** start of EXERCISE INPUTS **
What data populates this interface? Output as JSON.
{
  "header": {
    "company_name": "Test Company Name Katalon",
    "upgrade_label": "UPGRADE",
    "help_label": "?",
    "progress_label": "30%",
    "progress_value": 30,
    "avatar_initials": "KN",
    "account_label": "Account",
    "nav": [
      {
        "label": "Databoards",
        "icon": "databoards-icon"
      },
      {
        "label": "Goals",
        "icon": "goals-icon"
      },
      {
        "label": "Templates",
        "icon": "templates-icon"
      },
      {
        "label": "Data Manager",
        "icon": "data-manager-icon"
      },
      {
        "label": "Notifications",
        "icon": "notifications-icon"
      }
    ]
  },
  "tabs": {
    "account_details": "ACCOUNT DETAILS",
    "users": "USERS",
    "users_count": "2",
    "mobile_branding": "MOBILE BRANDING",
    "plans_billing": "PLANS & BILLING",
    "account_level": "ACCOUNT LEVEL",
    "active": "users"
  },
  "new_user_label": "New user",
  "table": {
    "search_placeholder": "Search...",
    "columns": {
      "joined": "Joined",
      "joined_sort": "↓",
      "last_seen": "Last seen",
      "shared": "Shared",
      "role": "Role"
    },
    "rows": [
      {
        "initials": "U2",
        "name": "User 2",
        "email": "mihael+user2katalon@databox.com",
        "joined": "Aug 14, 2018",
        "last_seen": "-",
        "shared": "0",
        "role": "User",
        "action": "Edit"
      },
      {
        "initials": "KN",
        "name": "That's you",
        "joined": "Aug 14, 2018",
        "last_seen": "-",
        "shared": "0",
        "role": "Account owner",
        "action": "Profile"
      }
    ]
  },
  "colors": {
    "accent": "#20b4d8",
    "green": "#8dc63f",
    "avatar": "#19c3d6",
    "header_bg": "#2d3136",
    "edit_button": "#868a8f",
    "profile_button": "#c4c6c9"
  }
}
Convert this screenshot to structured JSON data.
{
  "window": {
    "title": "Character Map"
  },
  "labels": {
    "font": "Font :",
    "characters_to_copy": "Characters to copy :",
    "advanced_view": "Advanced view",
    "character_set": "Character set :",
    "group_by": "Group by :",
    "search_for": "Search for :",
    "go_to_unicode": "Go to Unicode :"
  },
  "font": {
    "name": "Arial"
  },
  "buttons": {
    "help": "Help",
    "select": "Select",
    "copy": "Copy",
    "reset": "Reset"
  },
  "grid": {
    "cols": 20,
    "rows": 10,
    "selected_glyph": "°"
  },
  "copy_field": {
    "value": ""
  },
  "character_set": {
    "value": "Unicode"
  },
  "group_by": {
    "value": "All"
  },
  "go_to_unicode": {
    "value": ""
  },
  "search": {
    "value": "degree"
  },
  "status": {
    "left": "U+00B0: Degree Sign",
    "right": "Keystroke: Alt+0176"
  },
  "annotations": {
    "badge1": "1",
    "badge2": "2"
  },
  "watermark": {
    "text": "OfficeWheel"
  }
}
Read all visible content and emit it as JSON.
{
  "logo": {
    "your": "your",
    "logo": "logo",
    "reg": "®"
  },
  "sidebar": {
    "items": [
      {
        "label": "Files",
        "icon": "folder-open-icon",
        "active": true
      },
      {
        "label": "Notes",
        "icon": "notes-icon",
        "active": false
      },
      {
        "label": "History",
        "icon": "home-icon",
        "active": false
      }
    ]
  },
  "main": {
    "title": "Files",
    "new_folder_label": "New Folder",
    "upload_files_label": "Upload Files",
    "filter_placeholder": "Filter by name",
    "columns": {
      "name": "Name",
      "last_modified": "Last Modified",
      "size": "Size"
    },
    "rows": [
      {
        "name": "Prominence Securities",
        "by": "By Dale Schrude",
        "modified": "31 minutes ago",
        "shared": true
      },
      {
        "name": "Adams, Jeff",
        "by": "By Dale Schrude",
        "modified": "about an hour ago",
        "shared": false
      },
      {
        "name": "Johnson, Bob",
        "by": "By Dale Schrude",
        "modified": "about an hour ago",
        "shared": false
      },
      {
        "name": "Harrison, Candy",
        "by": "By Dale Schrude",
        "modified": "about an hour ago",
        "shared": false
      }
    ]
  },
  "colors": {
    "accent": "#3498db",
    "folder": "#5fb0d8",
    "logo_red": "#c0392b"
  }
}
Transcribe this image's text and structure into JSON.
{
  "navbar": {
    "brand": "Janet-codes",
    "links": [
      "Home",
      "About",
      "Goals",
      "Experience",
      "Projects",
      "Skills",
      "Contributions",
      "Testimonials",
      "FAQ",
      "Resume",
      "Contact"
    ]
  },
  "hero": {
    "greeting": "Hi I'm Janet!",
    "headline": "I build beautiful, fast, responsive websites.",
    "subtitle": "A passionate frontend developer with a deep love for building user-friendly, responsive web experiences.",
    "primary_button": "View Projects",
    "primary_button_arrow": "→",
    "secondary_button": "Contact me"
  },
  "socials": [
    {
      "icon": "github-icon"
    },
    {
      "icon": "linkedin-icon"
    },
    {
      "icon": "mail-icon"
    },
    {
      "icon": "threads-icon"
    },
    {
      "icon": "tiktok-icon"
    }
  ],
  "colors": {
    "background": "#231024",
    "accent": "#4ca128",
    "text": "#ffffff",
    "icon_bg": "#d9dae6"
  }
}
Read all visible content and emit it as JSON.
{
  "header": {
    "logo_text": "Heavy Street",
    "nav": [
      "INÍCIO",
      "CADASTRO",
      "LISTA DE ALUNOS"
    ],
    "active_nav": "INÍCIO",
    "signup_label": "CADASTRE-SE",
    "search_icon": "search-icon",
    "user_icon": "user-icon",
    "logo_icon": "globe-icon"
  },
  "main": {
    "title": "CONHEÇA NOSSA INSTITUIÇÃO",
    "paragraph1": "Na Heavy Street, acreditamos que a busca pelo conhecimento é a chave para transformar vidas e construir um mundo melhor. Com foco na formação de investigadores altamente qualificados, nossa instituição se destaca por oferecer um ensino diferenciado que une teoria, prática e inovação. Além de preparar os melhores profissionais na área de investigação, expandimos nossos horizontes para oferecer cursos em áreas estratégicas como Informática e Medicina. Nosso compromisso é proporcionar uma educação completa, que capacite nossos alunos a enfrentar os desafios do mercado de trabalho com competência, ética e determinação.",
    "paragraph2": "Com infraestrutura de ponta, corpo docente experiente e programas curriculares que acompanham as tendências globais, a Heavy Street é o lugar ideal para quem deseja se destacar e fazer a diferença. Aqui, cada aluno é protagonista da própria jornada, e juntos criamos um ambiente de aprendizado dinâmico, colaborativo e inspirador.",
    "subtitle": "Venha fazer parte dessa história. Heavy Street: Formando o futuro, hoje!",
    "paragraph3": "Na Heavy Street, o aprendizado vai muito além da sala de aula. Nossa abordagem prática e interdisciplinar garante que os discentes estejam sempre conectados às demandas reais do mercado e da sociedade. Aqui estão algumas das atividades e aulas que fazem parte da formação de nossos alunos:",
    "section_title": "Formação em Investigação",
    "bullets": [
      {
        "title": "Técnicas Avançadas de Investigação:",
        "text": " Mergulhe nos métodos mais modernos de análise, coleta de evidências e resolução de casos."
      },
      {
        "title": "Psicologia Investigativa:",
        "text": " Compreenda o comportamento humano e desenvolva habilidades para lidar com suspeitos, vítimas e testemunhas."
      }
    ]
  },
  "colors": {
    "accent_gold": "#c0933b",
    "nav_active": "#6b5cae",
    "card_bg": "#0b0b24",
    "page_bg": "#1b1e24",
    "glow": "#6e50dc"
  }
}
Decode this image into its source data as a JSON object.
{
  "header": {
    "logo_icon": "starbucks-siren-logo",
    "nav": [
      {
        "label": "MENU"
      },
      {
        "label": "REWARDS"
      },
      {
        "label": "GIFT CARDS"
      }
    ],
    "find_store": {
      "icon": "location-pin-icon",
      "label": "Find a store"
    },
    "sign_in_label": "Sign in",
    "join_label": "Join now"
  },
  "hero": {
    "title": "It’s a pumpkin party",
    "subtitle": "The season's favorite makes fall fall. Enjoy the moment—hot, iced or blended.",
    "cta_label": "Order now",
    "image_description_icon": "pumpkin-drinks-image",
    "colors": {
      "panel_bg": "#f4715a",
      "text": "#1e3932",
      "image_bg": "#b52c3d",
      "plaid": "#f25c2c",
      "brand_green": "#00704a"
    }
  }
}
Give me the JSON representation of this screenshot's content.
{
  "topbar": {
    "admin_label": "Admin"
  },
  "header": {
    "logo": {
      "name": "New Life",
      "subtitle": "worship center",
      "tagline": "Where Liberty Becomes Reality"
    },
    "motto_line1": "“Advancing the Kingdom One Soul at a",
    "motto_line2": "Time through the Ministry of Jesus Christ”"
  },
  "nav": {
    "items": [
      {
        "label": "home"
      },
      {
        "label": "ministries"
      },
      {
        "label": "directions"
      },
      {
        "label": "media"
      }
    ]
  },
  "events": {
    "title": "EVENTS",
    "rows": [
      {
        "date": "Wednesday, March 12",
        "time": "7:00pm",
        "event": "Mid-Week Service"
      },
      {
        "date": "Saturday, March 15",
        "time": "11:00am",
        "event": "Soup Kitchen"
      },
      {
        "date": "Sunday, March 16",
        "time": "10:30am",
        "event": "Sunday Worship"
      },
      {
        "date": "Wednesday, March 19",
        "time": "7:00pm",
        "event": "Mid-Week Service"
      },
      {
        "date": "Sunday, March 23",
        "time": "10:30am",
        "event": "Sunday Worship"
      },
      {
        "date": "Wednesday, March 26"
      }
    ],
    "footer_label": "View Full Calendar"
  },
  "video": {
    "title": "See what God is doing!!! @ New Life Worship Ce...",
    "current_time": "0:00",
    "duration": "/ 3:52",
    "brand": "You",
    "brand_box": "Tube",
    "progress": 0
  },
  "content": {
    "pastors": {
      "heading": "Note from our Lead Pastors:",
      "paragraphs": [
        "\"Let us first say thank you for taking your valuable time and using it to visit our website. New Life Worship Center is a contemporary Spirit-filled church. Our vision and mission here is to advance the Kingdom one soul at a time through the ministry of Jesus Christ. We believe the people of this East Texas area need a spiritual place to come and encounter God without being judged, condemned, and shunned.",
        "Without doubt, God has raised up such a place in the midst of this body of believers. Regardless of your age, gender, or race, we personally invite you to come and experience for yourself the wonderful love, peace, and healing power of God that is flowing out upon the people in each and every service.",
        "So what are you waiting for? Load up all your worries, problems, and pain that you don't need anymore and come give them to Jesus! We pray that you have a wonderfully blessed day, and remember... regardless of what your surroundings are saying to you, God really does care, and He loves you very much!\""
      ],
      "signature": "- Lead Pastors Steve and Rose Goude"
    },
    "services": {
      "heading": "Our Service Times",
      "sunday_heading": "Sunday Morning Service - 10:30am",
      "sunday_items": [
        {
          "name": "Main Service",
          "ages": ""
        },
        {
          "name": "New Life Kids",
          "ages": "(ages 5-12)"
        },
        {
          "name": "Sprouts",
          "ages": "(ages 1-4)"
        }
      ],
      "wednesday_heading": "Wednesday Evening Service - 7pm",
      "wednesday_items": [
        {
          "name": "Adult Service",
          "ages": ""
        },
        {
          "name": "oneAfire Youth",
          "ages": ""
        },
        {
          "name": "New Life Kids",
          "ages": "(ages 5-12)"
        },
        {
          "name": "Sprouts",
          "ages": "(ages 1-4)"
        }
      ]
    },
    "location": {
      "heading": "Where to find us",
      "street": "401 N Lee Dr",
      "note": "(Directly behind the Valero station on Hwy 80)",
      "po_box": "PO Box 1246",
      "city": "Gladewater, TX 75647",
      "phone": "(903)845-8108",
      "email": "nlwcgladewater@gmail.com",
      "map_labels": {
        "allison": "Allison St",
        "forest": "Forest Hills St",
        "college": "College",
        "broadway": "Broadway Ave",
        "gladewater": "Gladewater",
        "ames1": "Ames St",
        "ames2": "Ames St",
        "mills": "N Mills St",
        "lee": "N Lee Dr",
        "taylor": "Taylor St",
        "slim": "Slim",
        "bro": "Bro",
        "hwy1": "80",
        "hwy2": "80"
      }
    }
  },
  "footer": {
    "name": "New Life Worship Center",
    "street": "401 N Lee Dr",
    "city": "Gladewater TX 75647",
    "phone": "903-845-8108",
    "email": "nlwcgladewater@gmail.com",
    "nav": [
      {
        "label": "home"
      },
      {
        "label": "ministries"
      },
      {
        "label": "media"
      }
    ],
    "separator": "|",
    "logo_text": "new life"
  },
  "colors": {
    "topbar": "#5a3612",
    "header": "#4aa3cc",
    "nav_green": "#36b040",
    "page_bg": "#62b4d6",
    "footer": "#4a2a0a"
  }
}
** end of EXERCISE INPUTS **
Find how many lines of the material carry the string "prática". Only the number should be in the answer.

2